▶ [Required task]: Copy out all the entries word for word.

[Figure record extracts]
########################################

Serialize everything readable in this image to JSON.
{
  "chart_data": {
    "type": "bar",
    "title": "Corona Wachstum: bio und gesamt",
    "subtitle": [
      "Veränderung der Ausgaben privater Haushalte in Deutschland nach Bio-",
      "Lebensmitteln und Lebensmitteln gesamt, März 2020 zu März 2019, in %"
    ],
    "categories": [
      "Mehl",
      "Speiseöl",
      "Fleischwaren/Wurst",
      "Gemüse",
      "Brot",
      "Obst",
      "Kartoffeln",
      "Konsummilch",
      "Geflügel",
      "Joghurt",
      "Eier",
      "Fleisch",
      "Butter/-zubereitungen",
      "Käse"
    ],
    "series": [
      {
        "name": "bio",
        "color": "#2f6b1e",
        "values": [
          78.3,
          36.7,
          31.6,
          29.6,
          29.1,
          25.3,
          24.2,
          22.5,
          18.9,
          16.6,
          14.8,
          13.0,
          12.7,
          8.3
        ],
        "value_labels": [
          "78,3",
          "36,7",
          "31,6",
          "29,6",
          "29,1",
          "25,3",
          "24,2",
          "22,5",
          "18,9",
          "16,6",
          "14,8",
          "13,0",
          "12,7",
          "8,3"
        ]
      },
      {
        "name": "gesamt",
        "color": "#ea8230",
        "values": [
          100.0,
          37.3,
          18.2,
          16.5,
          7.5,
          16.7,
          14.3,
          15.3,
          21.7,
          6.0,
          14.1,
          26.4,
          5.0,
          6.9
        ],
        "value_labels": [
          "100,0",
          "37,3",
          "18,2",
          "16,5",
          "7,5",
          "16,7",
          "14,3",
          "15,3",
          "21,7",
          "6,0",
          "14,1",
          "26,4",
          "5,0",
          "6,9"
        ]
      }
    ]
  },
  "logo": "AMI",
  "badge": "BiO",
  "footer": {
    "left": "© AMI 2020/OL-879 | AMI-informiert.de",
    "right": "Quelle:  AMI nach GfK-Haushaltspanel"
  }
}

########################################

▶ [Result of the task]:
Serialize everything readable in this image to JSON.
{
  "chart_data": {
    "type": "bar",
    "title": "Corona Wachstum: bio und gesamt",
    "subtitle": [
      "Veränderung der Ausgaben privater Haushalte in Deutschland nach Bio-",
      "Lebensmitteln und Lebensmitteln gesamt, März 2020 zu März 2019, in %"
    ],
    "categories": [
      "Mehl",
      "Speiseöl",
      "Fleischwaren/Wurst",
      "Gemüse",
      "Brot",
      "Obst",
      "Kartoffeln",
      "Konsummilch",
      "Geflügel",
      "Joghurt",
      "Eier",
      "Fleisch",
      "Butter/-zubereitungen",
      "Käse"
    ],
    "series": [
      {
        "name": "bio",
        "color": "#2f6b1e",
        "values": [
          78.3,
          36.7,
          31.6,
          29.6,
          29.1,
          25.3,
          24.2,
          22.5,
          18.9,
          16.6,
          14.8,
          13.0,
          12.7,
          8.3
        ],
        "value_labels": [
          "78,3",
          "36,7",
          "31,6",
          "29,6",
          "29,1",
          "25,3",
          "24,2",
          "22,5",
          "18,9",
          "16,6",
          "14,8",
          "13,0",
          "12,7",
          "8,3"
        ]
      },
      {
        "name": "gesamt",
        "color": "#ea8230",
        "values": [
          100.0,
          37.3,
          18.2,
          16.5,
          7.5,
          16.7,
          14.3,
          15.3,
          21.7,
          6.0,
          14.1,
          26.4,
          5.0,
          6.9
        ],
        "value_labels": [
          "100,0",
          "37,3",
          "18,2",
          "16,5",
          "7,5",
          "16,7",
          "14,3",
          "15,3",
          "21,7",
          "6,0",
          "14,1",
          "26,4",
          "5,0",
          "6,9"
        ]
      }
    ]
  },
  "logo": "AMI",
  "badge": "BiO",
  "footer": {
    "left": "© AMI 2020/OL-879 | AMI-informiert.de",
    "right": "Quelle:  AMI nach GfK-Haushaltspanel"
  }
}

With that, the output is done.